Begin Given data
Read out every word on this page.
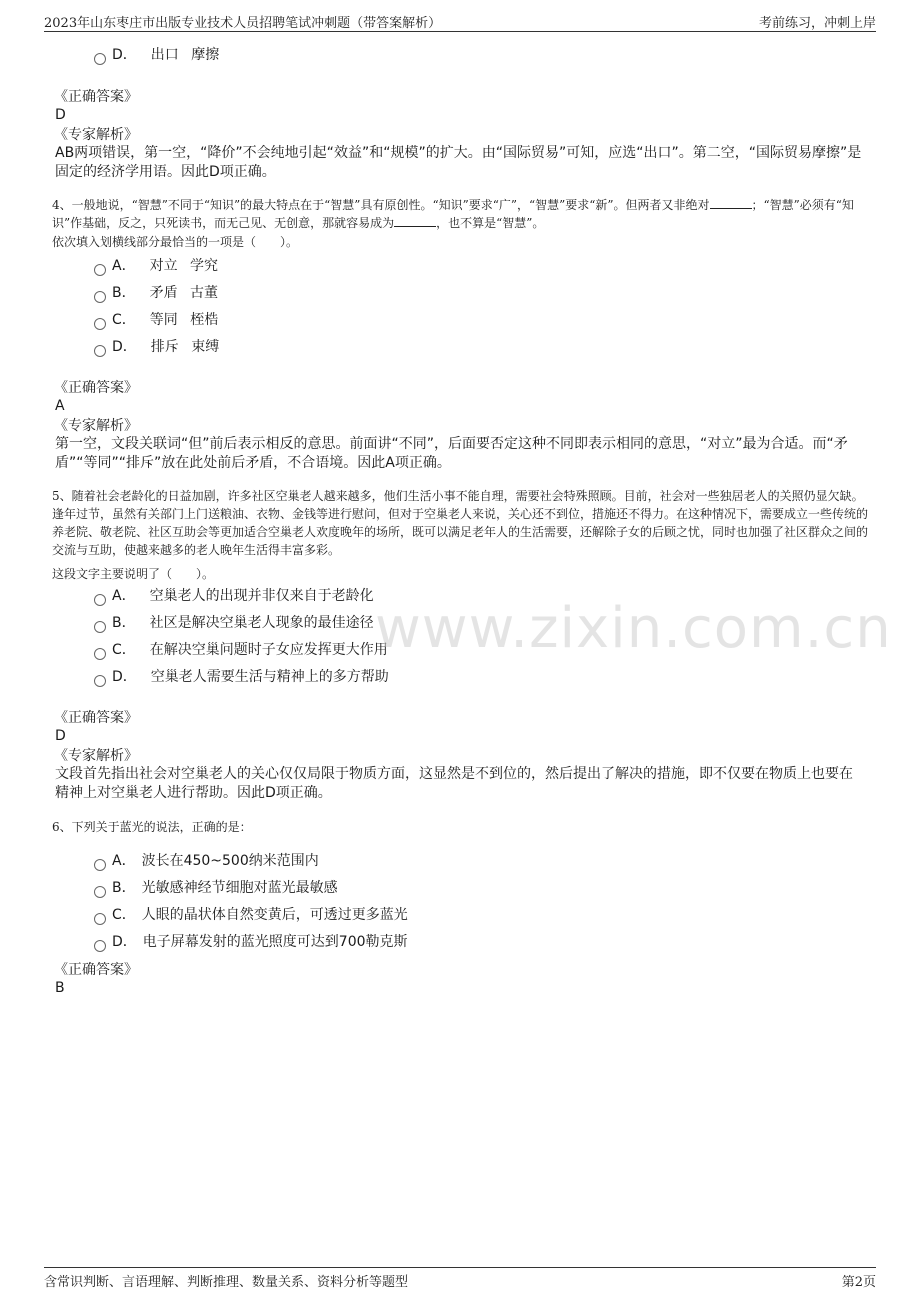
2023年山东枣庄市出版专业技术人员招聘笔试冲刺题（带答案解析）	考前练习，冲刺上岸
D． 出口 摩擦
《正确答案》
D
《专家解析》
AB两项错误，第一空，“降价”不会纯地引起“效益”和“规模”的扩大。由“国际贸易”可知，应选“出口”。第二空，“国际贸易摩擦”是固定的经济学用语。因此D项正确。
4、一般地说，“智慧”不同于“知识”的最大特点在于“智慧”具有原创性。“知识”要求“广”，“智慧”要求“新”。但两者又非绝对	；“智慧”必须有“知识”作基础，反之，只死读书，而无己见、无创意，那就容易成为	，也不算是“智慧”。
依次填入划横线部分最恰当的一项是（　　）。
A． 对立 学究
B． 矛盾 古董
C． 等同 桎梏
D． 排斥 束缚
《正确答案》
A
《专家解析》
第一空，文段关联词“但”前后表示相反的意思。前面讲“不同”，后面要否定这种不同即表示相同的意思，“对立”最为合适。而“矛盾”“等同”“排斥”放在此处前后矛盾，不合语境。因此A项正确。
5、随着社会老龄化的日益加剧，许多社区空巢老人越来越多，他们生活小事不能自理，需要社会特殊照顾。目前，社会对一些独居老人的关照仍显欠缺。逢年过节，虽然有关部门上门送粮油、衣物、金钱等进行慰问，但对于空巢老人来说，关心还不到位，措施还不得力。在这种情况下，需要成立一些传统的养老院、敬老院、社区互助会等更加适合空巢老人欢度晚年的场所，既可以满足老年人的生活需要，还解除子女的后顾之忧，同时也加强了社区群众之间的交流与互助，使越来越多的老人晚年生活得丰富多彩。
这段文字主要说明了（　　）。
A． 空巢老人的出现并非仅来自于老龄化
B． 社区是解决空巢老人现象的最佳途径
C． 在解决空巢问题时子女应发挥更大作用
D． 空巢老人需要生活与精神上的多方帮助
《正确答案》
D
《专家解析》
文段首先指出社会对空巢老人的关心仅仅局限于物质方面，这显然是不到位的，然后提出了解决的措施，即不仅要在物质上也要在精神上对空巢老人进行帮助。因此D项正确。
www.zixin.com.cn
6、下列关于蓝光的说法，正确的是：
A． 波长在450~500纳米范围内
B． 光敏感神经节细胞对蓝光最敏感
C． 人眼的晶状体自然变黄后，可透过更多蓝光
D． 电子屏幕发射的蓝光照度可达到700勒克斯
《正确答案》
B
含常识判断、言语理解、判断推理、数量关系、资料分析等题型	第2页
End Given data
* **Short problem**
Repeat every record above exactly, but leave out any pictures.

* **Answer to the problem**
Read out every word on this page.
2023年山东枣庄市出版专业技术人员招聘笔试冲刺题（带答案解析）	考前练习，冲刺上岸
D． 出口 摩擦
《正确答案》
D
《专家解析》
AB两项错误，第一空，“降价”不会纯地引起“效益”和“规模”的扩大。由“国际贸易”可知，应选“出口”。第二空，“国际贸易摩擦”是固定的经济学用语。因此D项正确。
4、一般地说，“智慧”不同于“知识”的最大特点在于“智慧”具有原创性。“知识”要求“广”，“智慧”要求“新”。但两者又非绝对	；“智慧”必须有“知识”作基础，反之，只死读书，而无己见、无创意，那就容易成为	，也不算是“智慧”。
依次填入划横线部分最恰当的一项是（　　）。
A． 对立 学究
B． 矛盾 古董
C． 等同 桎梏
D． 排斥 束缚
《正确答案》
A
《专家解析》
第一空，文段关联词“但”前后表示相反的意思。前面讲“不同”，后面要否定这种不同即表示相同的意思，“对立”最为合适。而“矛盾”“等同”“排斥”放在此处前后矛盾，不合语境。因此A项正确。
5、随着社会老龄化的日益加剧，许多社区空巢老人越来越多，他们生活小事不能自理，需要社会特殊照顾。目前，社会对一些独居老人的关照仍显欠缺。逢年过节，虽然有关部门上门送粮油、衣物、金钱等进行慰问，但对于空巢老人来说，关心还不到位，措施还不得力。在这种情况下，需要成立一些传统的养老院、敬老院、社区互助会等更加适合空巢老人欢度晚年的场所，既可以满足老年人的生活需要，还解除子女的后顾之忧，同时也加强了社区群众之间的交流与互助，使越来越多的老人晚年生活得丰富多彩。
这段文字主要说明了（　　）。
A． 空巢老人的出现并非仅来自于老龄化
B． 社区是解决空巢老人现象的最佳途径
C． 在解决空巢问题时子女应发挥更大作用
D． 空巢老人需要生活与精神上的多方帮助
《正确答案》
D
《专家解析》
文段首先指出社会对空巢老人的关心仅仅局限于物质方面，这显然是不到位的，然后提出了解决的措施，即不仅要在物质上也要在精神上对空巢老人进行帮助。因此D项正确。
www.zixin.com.cn
6、下列关于蓝光的说法，正确的是：
A． 波长在450~500纳米范围内
B． 光敏感神经节细胞对蓝光最敏感
C． 人眼的晶状体自然变黄后，可透过更多蓝光
D． 电子屏幕发射的蓝光照度可达到700勒克斯
《正确答案》
B
含常识判断、言语理解、判断推理、数量关系、资料分析等题型	第2页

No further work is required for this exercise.